--- Box annotation data ---
********
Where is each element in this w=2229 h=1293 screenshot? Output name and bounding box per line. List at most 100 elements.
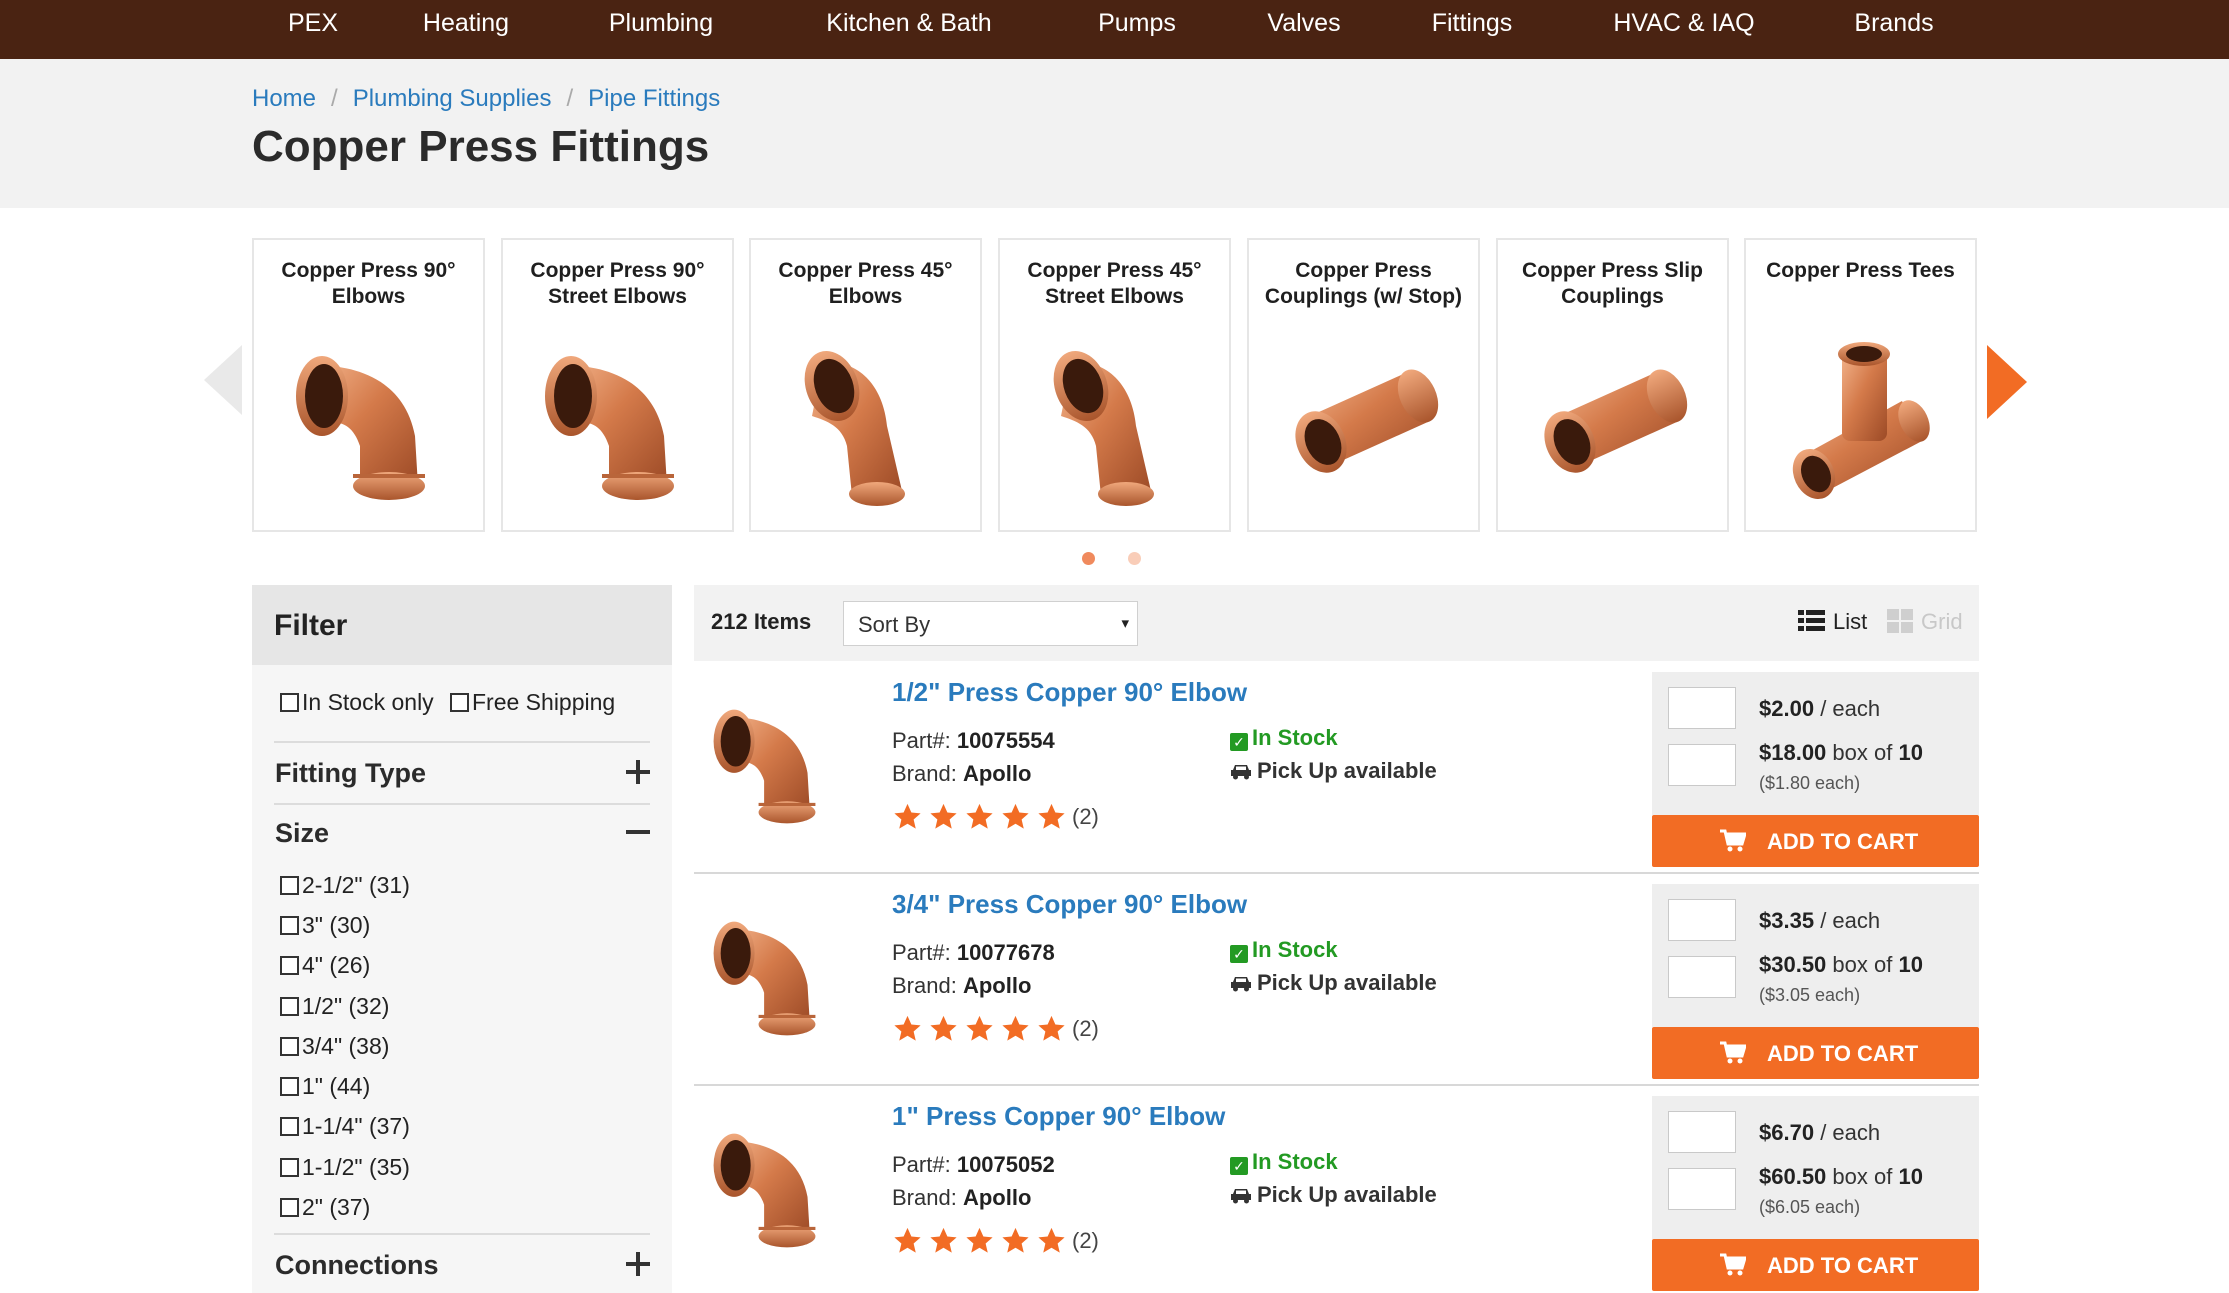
brand-label: Brand: <box>892 973 957 998</box>
cart-icon <box>1720 1041 1746 1065</box>
add-to-cart-button[interactable]: ADD TO CART <box>1652 1027 1979 1079</box>
nav-item-plumbing[interactable]: Plumbing <box>609 0 713 46</box>
breadcrumb-separator: / <box>331 85 338 112</box>
price-box: $3.35 / each $30.50 box of 10 ($3.05 eac… <box>1652 884 1979 1027</box>
product-title-link[interactable]: 3/4" Press Copper 90° Elbow <box>892 889 1247 920</box>
star-icon <box>1036 1226 1067 1256</box>
nav-item-pumps[interactable]: Pumps <box>1098 0 1176 46</box>
size-filter-2-1-2[interactable]: 2-1/2" (31) <box>280 872 410 899</box>
filter-header: Filter <box>252 585 672 665</box>
nav-item-fittings[interactable]: Fittings <box>1432 0 1513 46</box>
category-card-45-street-elbows[interactable]: Copper Press 45° Street Elbows <box>998 238 1231 532</box>
star-rating[interactable]: (2) <box>892 802 1099 832</box>
list-view-label: List <box>1833 609 1868 634</box>
carousel-prev-arrow-icon[interactable] <box>204 345 242 415</box>
checkbox-icon <box>450 693 469 712</box>
breadcrumb-home[interactable]: Home <box>252 85 316 112</box>
checkbox-icon <box>280 1037 299 1056</box>
star-rating[interactable]: (2) <box>892 1226 1099 1256</box>
sort-by-select[interactable]: Sort By ▾ <box>843 601 1138 646</box>
breadcrumb-separator: / <box>566 85 574 112</box>
connections-section-title[interactable]: Connections <box>275 1250 439 1281</box>
box-each-price: ($1.80 each) <box>1759 773 1861 793</box>
review-count[interactable]: (2) <box>1072 1016 1099 1041</box>
expand-plus-icon[interactable] <box>626 1252 650 1276</box>
size-filter-1-1-4[interactable]: 1-1/4" (37) <box>280 1113 410 1140</box>
box-qty: 10 <box>1898 1164 1923 1189</box>
free-shipping-checkbox[interactable]: Free Shipping <box>450 689 615 716</box>
collapse-minus-icon[interactable] <box>626 830 650 834</box>
review-count[interactable]: (2) <box>1072 1228 1099 1253</box>
size-filter-label: 4" (26) <box>302 952 371 978</box>
in-stock-only-checkbox[interactable]: In Stock only <box>280 689 434 716</box>
nav-item-heating[interactable]: Heating <box>423 0 509 46</box>
qty-each-input[interactable] <box>1668 899 1736 941</box>
category-card-45-elbows[interactable]: Copper Press 45° Elbows <box>749 238 982 532</box>
star-icon <box>928 802 959 832</box>
product-title-link[interactable]: 1/2" Press Copper 90° Elbow <box>892 677 1247 708</box>
checkbox-icon <box>280 876 299 895</box>
breadcrumb-pipe-fittings[interactable]: Pipe Fittings <box>588 85 720 112</box>
nav-item-hvac-iaq[interactable]: HVAC & IAQ <box>1613 0 1754 46</box>
nav-item-kitchen-bath[interactable]: Kitchen & Bath <box>826 0 991 46</box>
cart-icon <box>1720 1253 1746 1277</box>
category-card-tees[interactable]: Copper Press Tees <box>1744 238 1977 532</box>
size-filter-label: 3/4" (38) <box>302 1033 390 1059</box>
grid-view-icon <box>1887 609 1913 633</box>
pickup-label: Pick Up available <box>1257 970 1437 995</box>
price-box-value: $60.50 <box>1759 1164 1827 1189</box>
carousel-dot[interactable] <box>1128 552 1141 565</box>
qty-box-input[interactable] <box>1668 956 1736 998</box>
star-icon <box>928 1226 959 1256</box>
size-filter-1[interactable]: 1" (44) <box>280 1073 370 1100</box>
cart-icon <box>1720 829 1746 853</box>
filter-divider <box>274 803 650 805</box>
product-part-number: Part#: 10075052 <box>892 1152 1055 1178</box>
pickup-availability: Pick Up available <box>1230 970 1437 996</box>
breadcrumb-plumbing-supplies[interactable]: Plumbing Supplies <box>353 85 552 112</box>
product-row: 1/2" Press Copper 90° Elbow Part#: 10075… <box>694 662 1979 874</box>
size-filter-1-2[interactable]: 1/2" (32) <box>280 993 389 1020</box>
price-box-value: $30.50 <box>1759 952 1827 977</box>
fitting-type-section-title[interactable]: Fitting Type <box>275 758 426 789</box>
size-filter-3[interactable]: 3" (30) <box>280 912 370 939</box>
qty-box-input[interactable] <box>1668 1168 1736 1210</box>
add-to-cart-label: ADD TO CART <box>1767 829 1919 854</box>
grid-view-label: Grid <box>1921 609 1963 634</box>
part-number-value: 10075554 <box>956 728 1055 753</box>
size-filter-2[interactable]: 2" (37) <box>280 1194 370 1221</box>
qty-each-input[interactable] <box>1668 687 1736 729</box>
category-card-90-street-elbows[interactable]: Copper Press 90° Street Elbows <box>501 238 734 532</box>
nav-item-brands[interactable]: Brands <box>1854 0 1933 46</box>
product-elbow-image[interactable] <box>702 1110 842 1260</box>
size-filter-4[interactable]: 4" (26) <box>280 952 370 979</box>
category-card-90-elbows[interactable]: Copper Press 90° Elbows <box>252 238 485 532</box>
add-to-cart-button[interactable]: ADD TO CART <box>1652 1239 1979 1291</box>
carousel-next-arrow-icon[interactable] <box>1987 345 2027 419</box>
review-count[interactable]: (2) <box>1072 804 1099 829</box>
nav-item-pex[interactable]: PEX <box>288 0 338 46</box>
add-to-cart-label: ADD TO CART <box>1767 1253 1919 1278</box>
grid-view-toggle[interactable]: Grid <box>1887 609 1963 635</box>
category-card-slip-couplings[interactable]: Copper Press Slip Couplings <box>1496 238 1729 532</box>
nav-item-valves[interactable]: Valves <box>1267 0 1340 46</box>
category-card-couplings-stop[interactable]: Copper Press Couplings (w/ Stop) <box>1247 238 1480 532</box>
in-stock-status: ✓ In Stock <box>1230 1149 1338 1175</box>
list-view-toggle[interactable]: List <box>1798 609 1867 635</box>
size-filter-3-4[interactable]: 3/4" (38) <box>280 1033 389 1060</box>
qty-box-input[interactable] <box>1668 744 1736 786</box>
product-elbow-image[interactable] <box>702 898 842 1048</box>
product-elbow-image[interactable] <box>702 686 842 836</box>
size-section-title[interactable]: Size <box>275 818 329 849</box>
carousel-dot-active[interactable] <box>1082 552 1095 565</box>
star-rating[interactable]: (2) <box>892 1014 1099 1044</box>
expand-plus-icon[interactable] <box>626 760 650 784</box>
star-icon <box>1036 1014 1067 1044</box>
price-each-value: $6.70 <box>1759 1120 1815 1145</box>
qty-each-input[interactable] <box>1668 1111 1736 1153</box>
size-filter-1-1-2[interactable]: 1-1/2" (35) <box>280 1154 410 1181</box>
product-title-link[interactable]: 1" Press Copper 90° Elbow <box>892 1101 1225 1132</box>
top-navigation: PEX Heating Plumbing Kitchen & Bath Pump… <box>0 0 2229 59</box>
add-to-cart-button[interactable]: ADD TO CART <box>1652 815 1979 867</box>
star-icon <box>892 1226 923 1256</box>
********
--- EXERCISE DIRECTIONS ---
Select every line in the data above that contains the string "carousel". Case matters.

--- ANSWER BELOW ---
carousel-prev-arrow-icon[interactable] <box>204 345 242 415</box>
carousel-dot[interactable] <box>1128 552 1141 565</box>
carousel-next-arrow-icon[interactable] <box>1987 345 2027 419</box>
carousel-dot-active[interactable] <box>1082 552 1095 565</box>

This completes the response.